* DATA ROWS

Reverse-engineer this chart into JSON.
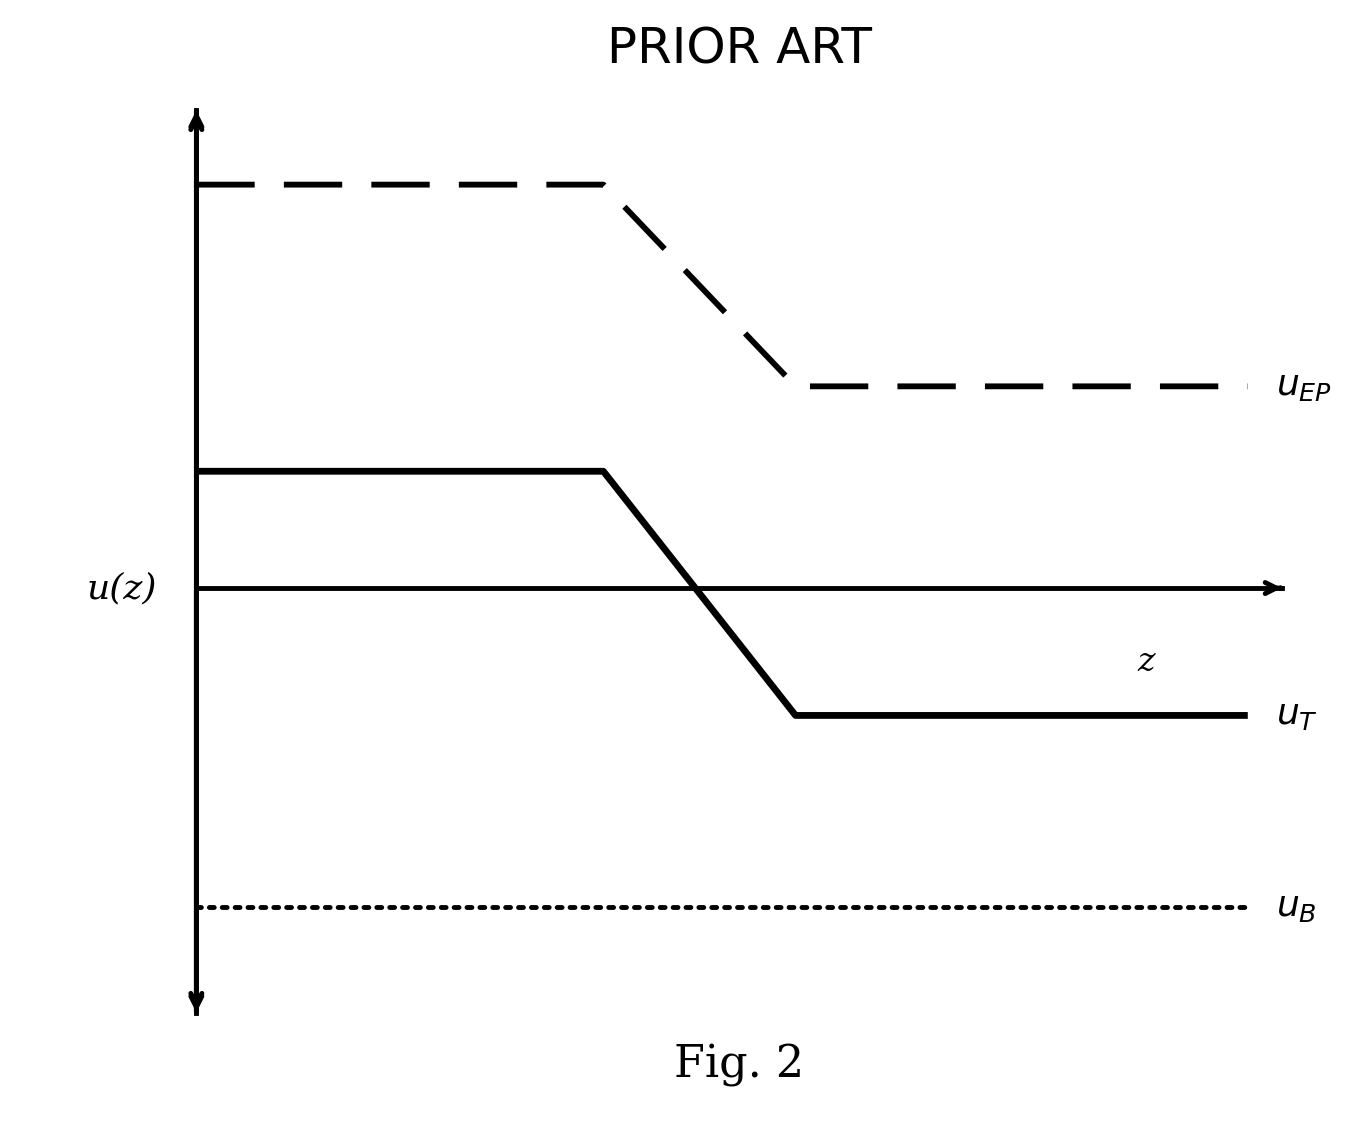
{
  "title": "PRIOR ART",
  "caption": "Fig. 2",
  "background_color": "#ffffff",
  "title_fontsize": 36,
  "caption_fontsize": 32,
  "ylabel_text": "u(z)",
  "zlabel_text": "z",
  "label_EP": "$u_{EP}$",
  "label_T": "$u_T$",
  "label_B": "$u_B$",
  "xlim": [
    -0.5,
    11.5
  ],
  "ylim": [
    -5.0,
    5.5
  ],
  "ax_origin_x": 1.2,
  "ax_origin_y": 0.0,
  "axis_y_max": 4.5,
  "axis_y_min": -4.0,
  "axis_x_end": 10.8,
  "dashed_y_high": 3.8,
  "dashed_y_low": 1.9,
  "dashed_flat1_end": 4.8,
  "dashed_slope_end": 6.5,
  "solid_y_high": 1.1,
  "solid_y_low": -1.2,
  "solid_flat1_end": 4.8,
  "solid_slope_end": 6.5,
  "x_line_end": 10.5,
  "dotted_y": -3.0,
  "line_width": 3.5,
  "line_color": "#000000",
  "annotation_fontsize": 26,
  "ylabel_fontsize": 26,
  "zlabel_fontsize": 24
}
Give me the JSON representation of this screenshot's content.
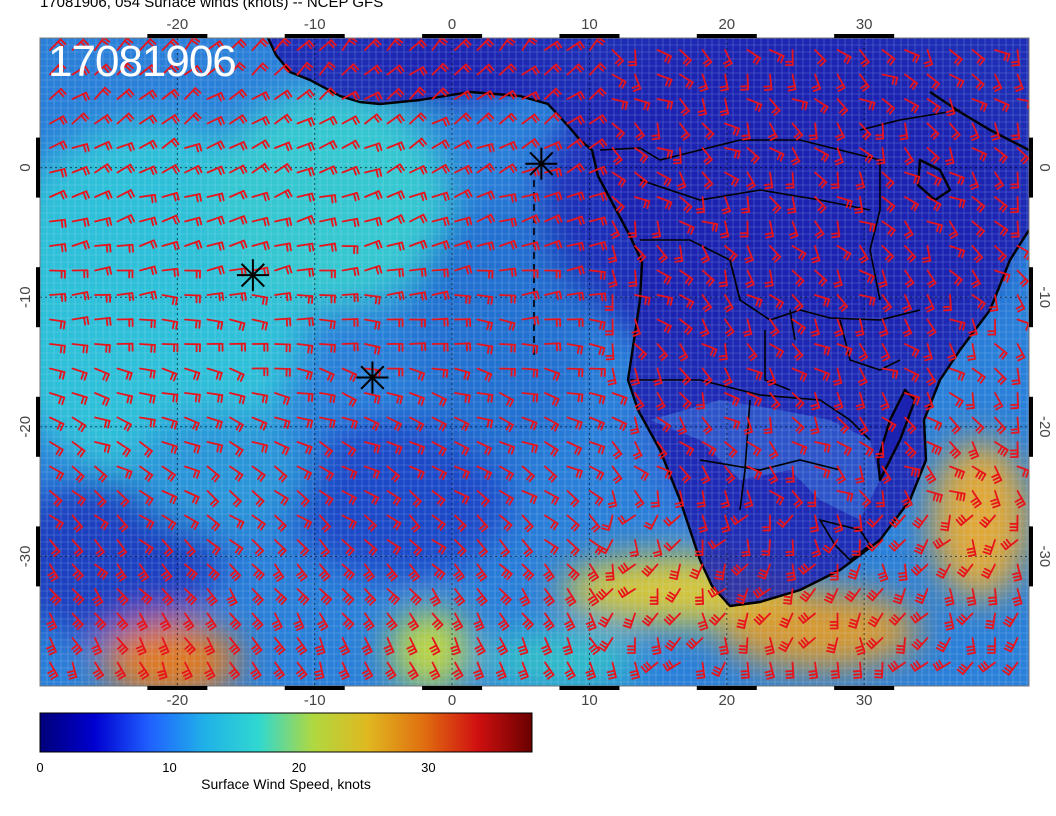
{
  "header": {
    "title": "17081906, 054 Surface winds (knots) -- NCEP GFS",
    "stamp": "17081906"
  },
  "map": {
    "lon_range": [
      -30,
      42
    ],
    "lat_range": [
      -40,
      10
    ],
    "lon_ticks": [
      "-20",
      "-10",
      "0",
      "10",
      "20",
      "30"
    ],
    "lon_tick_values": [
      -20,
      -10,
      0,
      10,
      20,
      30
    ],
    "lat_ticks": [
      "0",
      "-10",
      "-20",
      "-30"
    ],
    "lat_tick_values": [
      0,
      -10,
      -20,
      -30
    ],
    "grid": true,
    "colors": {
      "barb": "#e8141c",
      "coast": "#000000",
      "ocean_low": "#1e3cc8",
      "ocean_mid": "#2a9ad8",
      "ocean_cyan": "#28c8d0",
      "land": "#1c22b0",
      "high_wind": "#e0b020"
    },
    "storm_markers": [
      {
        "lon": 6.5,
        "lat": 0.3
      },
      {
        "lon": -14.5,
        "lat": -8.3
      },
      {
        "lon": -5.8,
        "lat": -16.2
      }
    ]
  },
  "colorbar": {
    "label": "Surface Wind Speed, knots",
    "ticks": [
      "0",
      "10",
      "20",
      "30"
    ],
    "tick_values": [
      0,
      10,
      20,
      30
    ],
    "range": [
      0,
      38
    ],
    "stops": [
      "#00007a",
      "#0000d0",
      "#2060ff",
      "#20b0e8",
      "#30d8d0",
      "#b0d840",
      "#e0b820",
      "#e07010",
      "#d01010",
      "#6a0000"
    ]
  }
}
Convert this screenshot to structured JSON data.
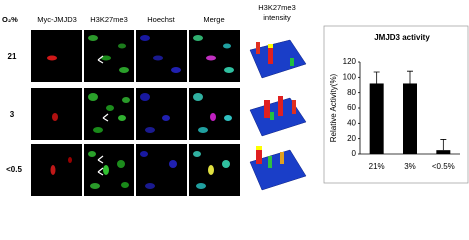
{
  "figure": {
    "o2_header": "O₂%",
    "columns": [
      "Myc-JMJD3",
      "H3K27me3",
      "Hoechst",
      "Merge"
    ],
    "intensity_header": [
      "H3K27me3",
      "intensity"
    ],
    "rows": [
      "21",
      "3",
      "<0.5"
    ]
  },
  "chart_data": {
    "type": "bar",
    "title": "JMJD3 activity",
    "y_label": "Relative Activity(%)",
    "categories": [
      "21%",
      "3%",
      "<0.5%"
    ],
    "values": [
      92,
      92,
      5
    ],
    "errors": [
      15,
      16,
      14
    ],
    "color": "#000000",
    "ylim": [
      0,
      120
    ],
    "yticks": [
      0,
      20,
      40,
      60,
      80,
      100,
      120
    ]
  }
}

* INSTRUCTION
Read the entries and select each line where the word "Surface" is found.

* FULL ANSWER
    "title": "17081906, 054 Surface winds (knots) -- NCEP GFS",
    "label": "Surface Wind Speed, knots",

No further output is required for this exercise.